* Extracted data entries *
##############################

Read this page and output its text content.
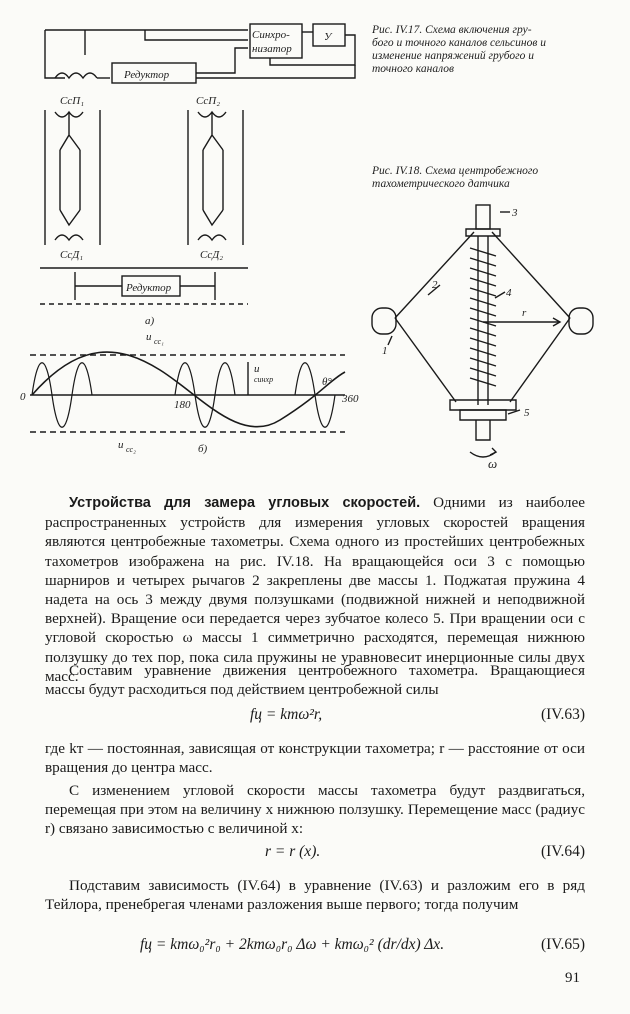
Синхро-
низатор
У
Редуктор
Редуктор
СсП₁	СсП₂
СсД₁	СсД₂
а)
б)
u сс₁
u сс₂
u
синхр	θ°
0
180	360
1
2
3
4
5
r
ω
Рис. IV.17. Схема включения гру-
бого и точного каналов сельсинов и
изменение напряжений грубого и
точного каналов
Рис. IV.18. Схема центробежного
тахометрического датчика

Устройства для замера угловых скоростей. Одними из наиболее распространенных устройств для измерения угловых скоростей вращения являются центробежные тахометры. Схема одного из простейших центробежных тахометров изображена на рис. IV.18. На вращающейся оси 3 с помощью шарниров и четырех рычагов 2 закреплены две массы 1. Поджатая пружина 4 надета на ось 3 между двумя ползушками (подвижной нижней и неподвижной верхней). Вращение оси передается через зубчатое колесо 5. При вращении оси с угловой скоростью ω массы 1 симметрично расходятся, перемещая нижнюю ползушку до тех пор, пока сила пружины не уравновесит инерционные силы двух масс.

Составим уравнение движения центробежного тахометра. Вращающиеся массы будут расходиться под действием центробежной силы

fц = kтω²r,	(IV.63)

где kт — постоянная, зависящая от конструкции тахометра; r — расстояние от оси вращения до центра масс.

С изменением угловой скорости массы тахометра будут раздвигаться, перемещая при этом на величину x нижнюю ползушку. Перемещение масс (радиус r) связано зависимостью с величиной x:

r = r (x).	(IV.64)

Подставим зависимость (IV.64) в уравнение (IV.63) и разложим его в ряд Тейлора, пренебрегая членами разложения выше первого; тогда получим

fц = kтω₀²r₀ + 2kтω₀r₀ Δω + kтω₀² (dr/dx) Δx.	(IV.65)
91
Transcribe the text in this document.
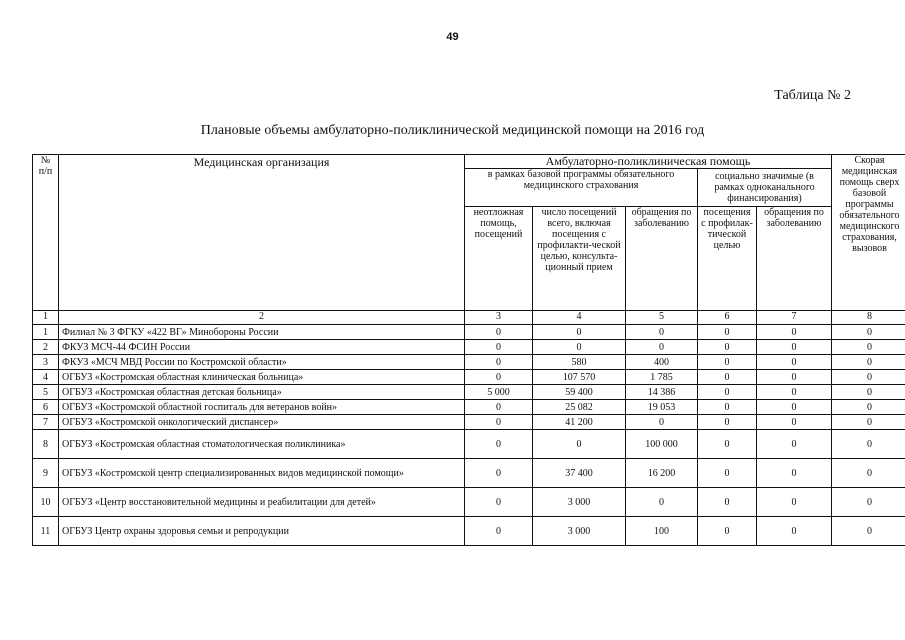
49
Таблица № 2
Плановые объемы амбулаторно-поликлинической медицинской помощи на 2016 год
№ п/п	Медицинская организация	Амбулаторно-поликлиническая помощь					Скорая медицинская помощь сверх базовой программы обязательного медицинского страхования, вызовов
		в рамках базовой программы обязательного медицинского страхования			социально значимые (в рамках одноканального финансирования)		
		неотложная помощь, посещений	число посещений всего, включая посещения с профилакти-ческой целью, консульта-ционный прием	обращения по заболеванию	посещения с профилак-тической целью	обращения по заболеванию	
1	2	3	4	5	6	7	8
1	Филиал № 3 ФГКУ «422 ВГ» Минобороны России	0	0	0	0	0	0
2	ФКУЗ МСЧ-44 ФСИН России	0	0	0	0	0	0
3	ФКУЗ «МСЧ МВД России по Костромской области»	0	580	400	0	0	0
4	ОГБУЗ «Костромская областная клиническая больница»	0	107 570	1 785	0	0	0
5	ОГБУЗ «Костромская областная детская больница»	5 000	59 400	14 386	0	0	0
6	ОГБУЗ «Костромской областной госпиталь для ветеранов войн»	0	25 082	19 053	0	0	0
7	ОГБУЗ «Костромской онкологический диспансер»	0	41 200	0	0	0	0
8	ОГБУЗ «Костромская областная стоматологическая поликлиника»	0	0	100 000	0	0	0
9	ОГБУЗ «Костромской центр специализированных видов медицинской помощи»	0	37 400	16 200	0	0	0
10	ОГБУЗ «Центр восстановительной медицины и реабилитации для детей»	0	3 000	0	0	0	0
11	ОГБУЗ Центр охраны здоровья семьи и репродукции	0	3 000	100	0	0	0
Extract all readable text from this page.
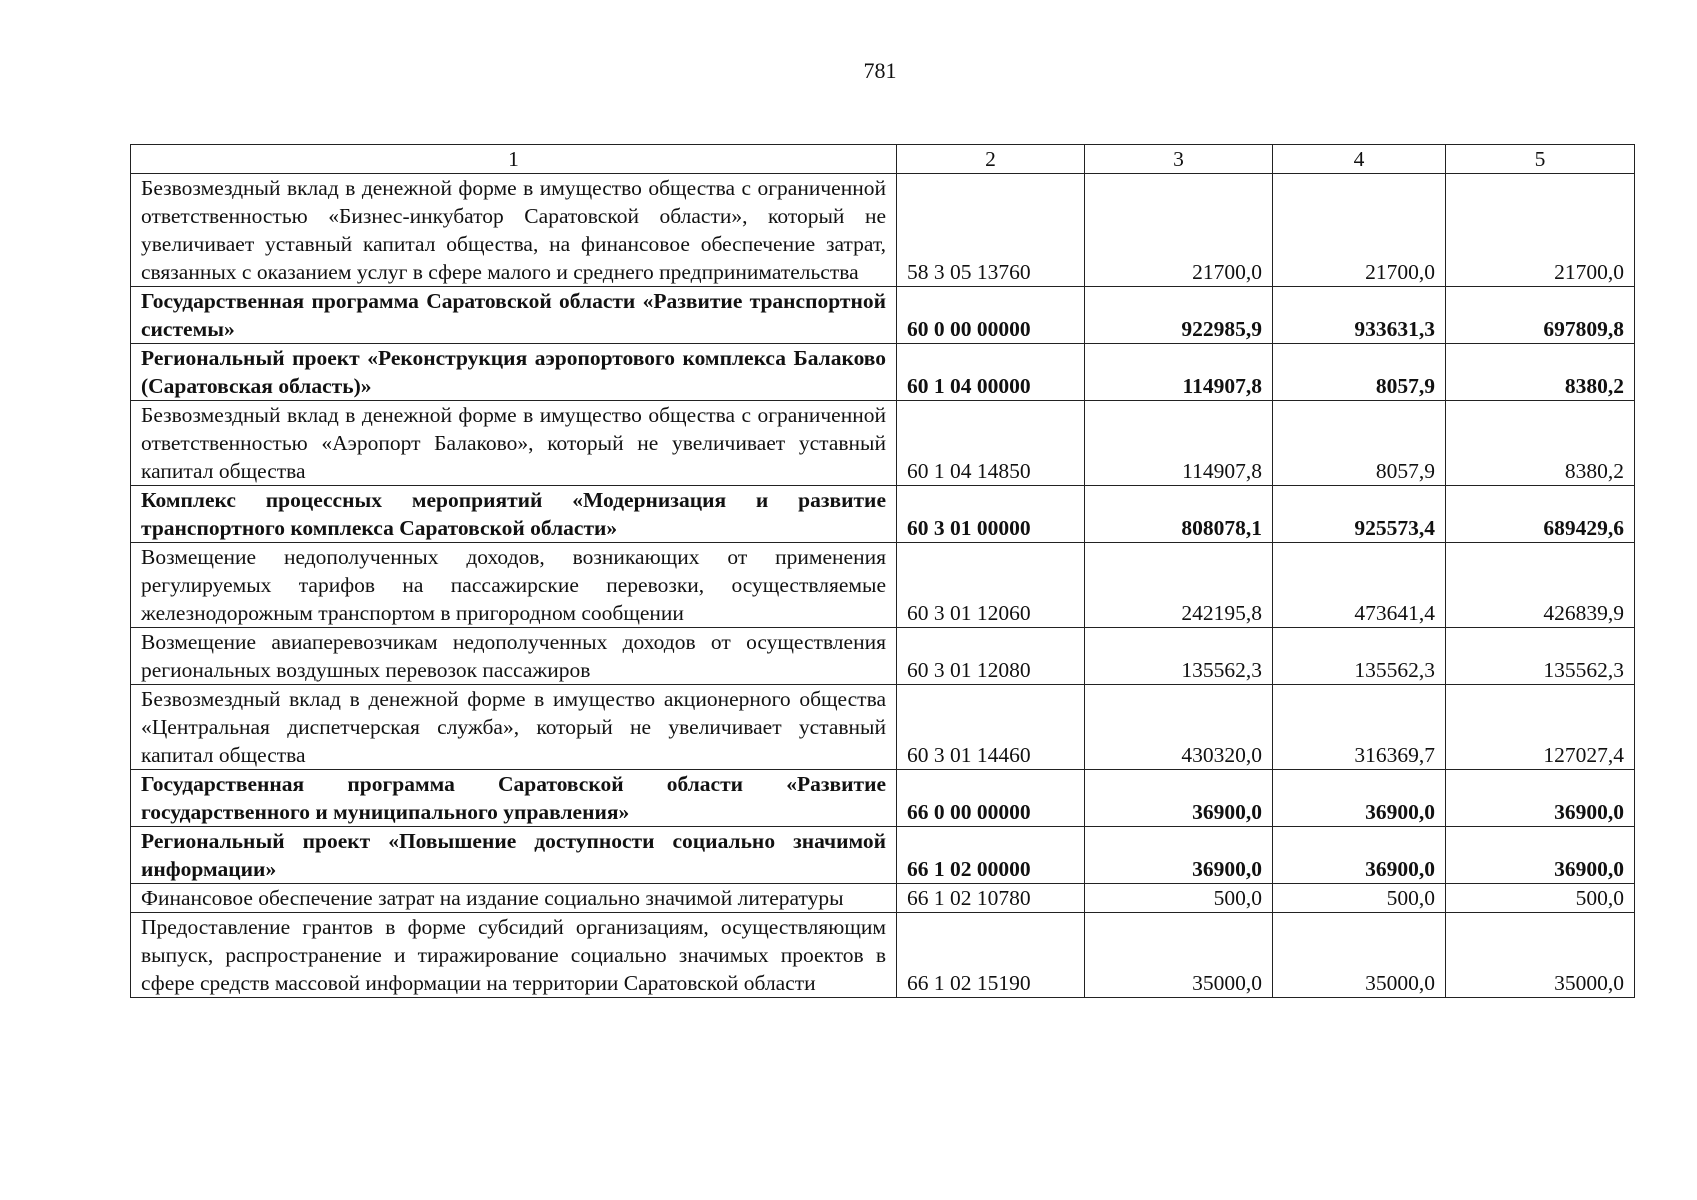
781
1	2	3	4	5
Безвозмездный вклад в денежной форме в имущество общества с ограниченной ответственностью «Бизнес-инкубатор Саратовской области», который не увеличивает уставный капитал общества, на финансовое обеспечение затрат, связанных с оказанием услуг в сфере малого и среднего предпринимательства	58 3 05 13760	21700,0	21700,0	21700,0
Государственная программа Саратовской области «Развитие транспортной системы»	60 0 00 00000	922985,9	933631,3	697809,8
Региональный проект «Реконструкция аэропортового комплекса Балаково (Саратовская область)»	60 1 04 00000	114907,8	8057,9	8380,2
Безвозмездный вклад в денежной форме в имущество общества с ограниченной ответственностью «Аэропорт Балаково», который не увеличивает уставный капитал общества	60 1 04 14850	114907,8	8057,9	8380,2
Комплекс процессных мероприятий «Модернизация и развитие транспортного комплекса Саратовской области»	60 3 01 00000	808078,1	925573,4	689429,6
Возмещение недополученных доходов, возникающих от применения регулируемых тарифов на пассажирские перевозки, осуществляемые железнодорожным транспортом в пригородном сообщении	60 3 01 12060	242195,8	473641,4	426839,9
Возмещение авиаперевозчикам недополученных доходов от осуществления региональных воздушных перевозок пассажиров	60 3 01 12080	135562,3	135562,3	135562,3
Безвозмездный вклад в денежной форме в имущество акционерного общества «Центральная диспетчерская служба», который не увеличивает уставный капитал общества	60 3 01 14460	430320,0	316369,7	127027,4
Государственная программа Саратовской области «Развитие государственного и муниципального управления»	66 0 00 00000	36900,0	36900,0	36900,0
Региональный проект «Повышение доступности социально значимой информации»	66 1 02 00000	36900,0	36900,0	36900,0
Финансовое обеспечение затрат на издание социально значимой литературы	66 1 02 10780	500,0	500,0	500,0
Предоставление грантов в форме субсидий организациям, осуществляющим выпуск, распространение и тиражирование социально значимых проектов в сфере средств массовой информации на территории Саратовской области	66 1 02 15190	35000,0	35000,0	35000,0
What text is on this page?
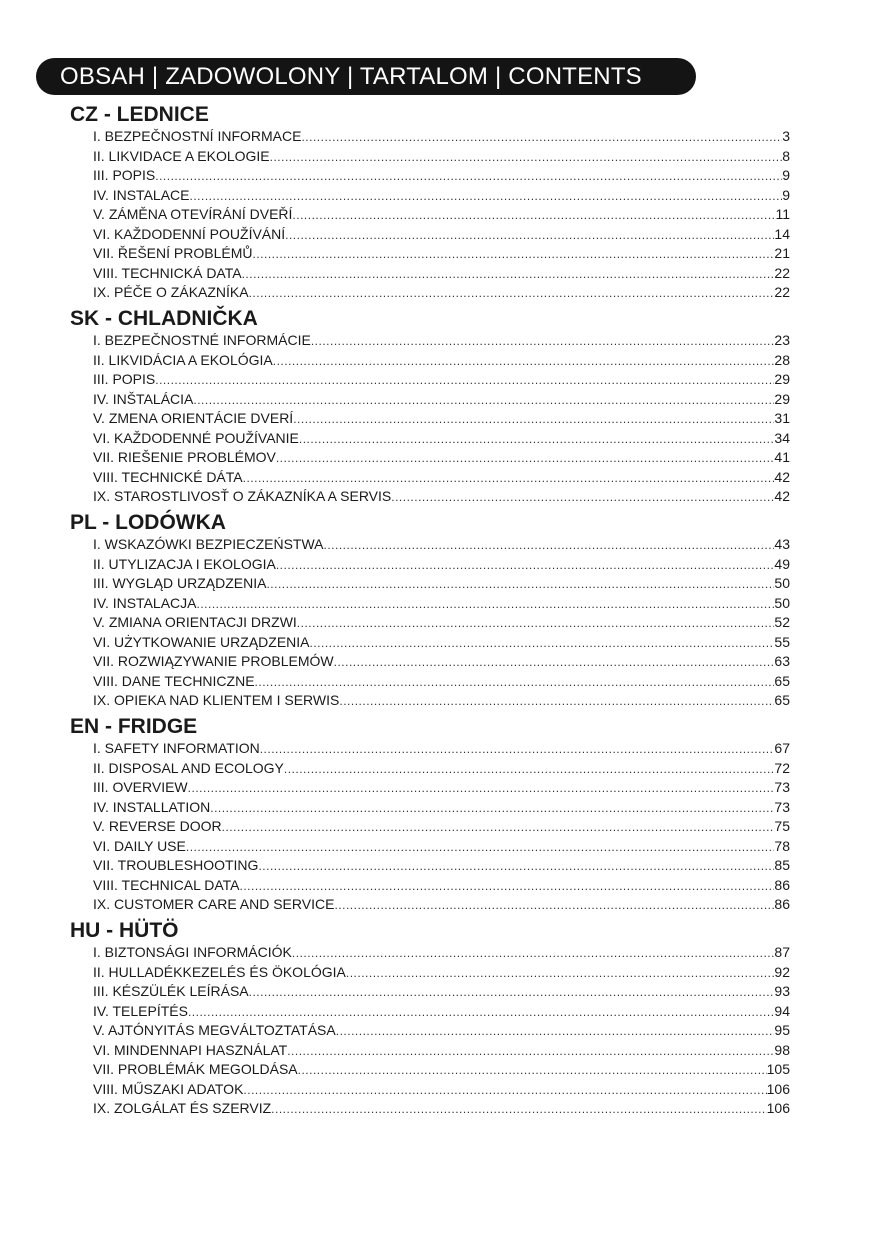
OBSAH | ZADOWOLONY | TARTALOM | CONTENTS
CZ - LEDNICE
I. BEZPEČNOSTNÍ INFORMACE .....	3
II. LIKVIDACE A EKOLOGIE .....	8
III. POPIS .....	9
IV. INSTALACE .....	9
V. ZÁMĚNA OTEVÍRÁNÍ DVEŘÍ .....	11
VI. KAŽDODENNÍ POUŽÍVÁNÍ .....	14
VII. ŘEŠENÍ PROBLÉMŮ .....	21
VIII. TECHNICKÁ DATA .....	22
IX. PÉČE O ZÁKAZNÍKA .....	22
SK - CHLADNIČKA
I. BEZPEČNOSTNÉ INFORMÁCIE .....	23
II. LIKVIDÁCIA A EKOLÓGIA .....	28
III. POPIS .....	29
IV. INŠTALÁCIA .....	29
V. ZMENA ORIENTÁCIE DVERÍ .....	31
VI. KAŽDODENNÉ POUŽÍVANIE .....	34
VII. RIEŠENIE PROBLÉMOV .....	41
VIII. TECHNICKÉ DÁTA .....	42
IX. STAROSTLIVOSŤ O ZÁKAZNÍKA A SERVIS .....	42
PL - LODÓWKA
I. WSKAZÓWKI BEZPIECZEŃSTWA .....	43
II. UTYLIZACJA I EKOLOGIA .....	49
III. WYGLĄD URZĄDZENIA .....	50
IV. INSTALACJA .....	50
V. ZMIANA ORIENTACJI DRZWI .....	52
VI. UŻYTKOWANIE URZĄDZENIA .....	55
VII. ROZWIĄZYWANIE PROBLEMÓW .....	63
VIII. DANE TECHNICZNE .....	65
IX. OPIEKA NAD KLIENTEM I SERWIS .....	65
EN - FRIDGE
I. SAFETY INFORMATION .....	67
II. DISPOSAL AND ECOLOGY .....	72
III. OVERVIEW .....	73
IV. INSTALLATION .....	73
V. REVERSE DOOR .....	75
VI. DAILY USE .....	78
VII. TROUBLESHOOTING .....	85
VIII. TECHNICAL DATA .....	86
IX. CUSTOMER CARE AND SERVICE .....	86
HU - HÜTÖ
I. BIZTONSÁGI INFORMÁCIÓK .....	87
II. HULLADÉKKEZELÉS ÉS ÖKOLÓGIA .....	92
III. KÉSZÜLÉK LEÍRÁSA .....	93
IV. TELEPÍTÉS .....	94
V. AJTÓNYITÁS MEGVÁLTOZTATÁSA .....	95
VI. MINDENNAPI HASZNÁLAT .....	98
VII. PROBLÉMÁK MEGOLDÁSA .....	105
VIII. MŰSZAKI ADATOK .....	106
IX. ZOLGÁLAT ÉS SZERVIZ .....	106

##############################

* What this task involves *
Reproduce exactly, without any picture, the lines from the one bearing "What text is on this page?" to the last line of the records above.

* Result of the exercise *
What text is on this page?
OBSAH | ZADOWOLONY | TARTALOM | CONTENTS
CZ - LEDNICE
I. BEZPEČNOSTNÍ INFORMACE .....	3
II. LIKVIDACE A EKOLOGIE .....	8
III. POPIS .....	9
IV. INSTALACE .....	9
V. ZÁMĚNA OTEVÍRÁNÍ DVEŘÍ .....	11
VI. KAŽDODENNÍ POUŽÍVÁNÍ .....	14
VII. ŘEŠENÍ PROBLÉMŮ .....	21
VIII. TECHNICKÁ DATA .....	22
IX. PÉČE O ZÁKAZNÍKA .....	22
SK - CHLADNIČKA
I. BEZPEČNOSTNÉ INFORMÁCIE .....	23
II. LIKVIDÁCIA A EKOLÓGIA .....	28
III. POPIS .....	29
IV. INŠTALÁCIA .....	29
V. ZMENA ORIENTÁCIE DVERÍ .....	31
VI. KAŽDODENNÉ POUŽÍVANIE .....	34
VII. RIEŠENIE PROBLÉMOV .....	41
VIII. TECHNICKÉ DÁTA .....	42
IX. STAROSTLIVOSŤ O ZÁKAZNÍKA A SERVIS .....	42
PL - LODÓWKA
I. WSKAZÓWKI BEZPIECZEŃSTWA .....	43
II. UTYLIZACJA I EKOLOGIA .....	49
III. WYGLĄD URZĄDZENIA .....	50
IV. INSTALACJA .....	50
V. ZMIANA ORIENTACJI DRZWI .....	52
VI. UŻYTKOWANIE URZĄDZENIA .....	55
VII. ROZWIĄZYWANIE PROBLEMÓW .....	63
VIII. DANE TECHNICZNE .....	65
IX. OPIEKA NAD KLIENTEM I SERWIS .....	65
EN - FRIDGE
I. SAFETY INFORMATION .....	67
II. DISPOSAL AND ECOLOGY .....	72
III. OVERVIEW .....	73
IV. INSTALLATION .....	73
V. REVERSE DOOR .....	75
VI. DAILY USE .....	78
VII. TROUBLESHOOTING .....	85
VIII. TECHNICAL DATA .....	86
IX. CUSTOMER CARE AND SERVICE .....	86
HU - HÜTÖ
I. BIZTONSÁGI INFORMÁCIÓK .....	87
II. HULLADÉKKEZELÉS ÉS ÖKOLÓGIA .....	92
III. KÉSZÜLÉK LEÍRÁSA .....	93
IV. TELEPÍTÉS .....	94
V. AJTÓNYITÁS MEGVÁLTOZTATÁSA .....	95
VI. MINDENNAPI HASZNÁLAT .....	98
VII. PROBLÉMÁK MEGOLDÁSA .....	105
VIII. MŰSZAKI ADATOK .....	106
IX. ZOLGÁLAT ÉS SZERVIZ .....	106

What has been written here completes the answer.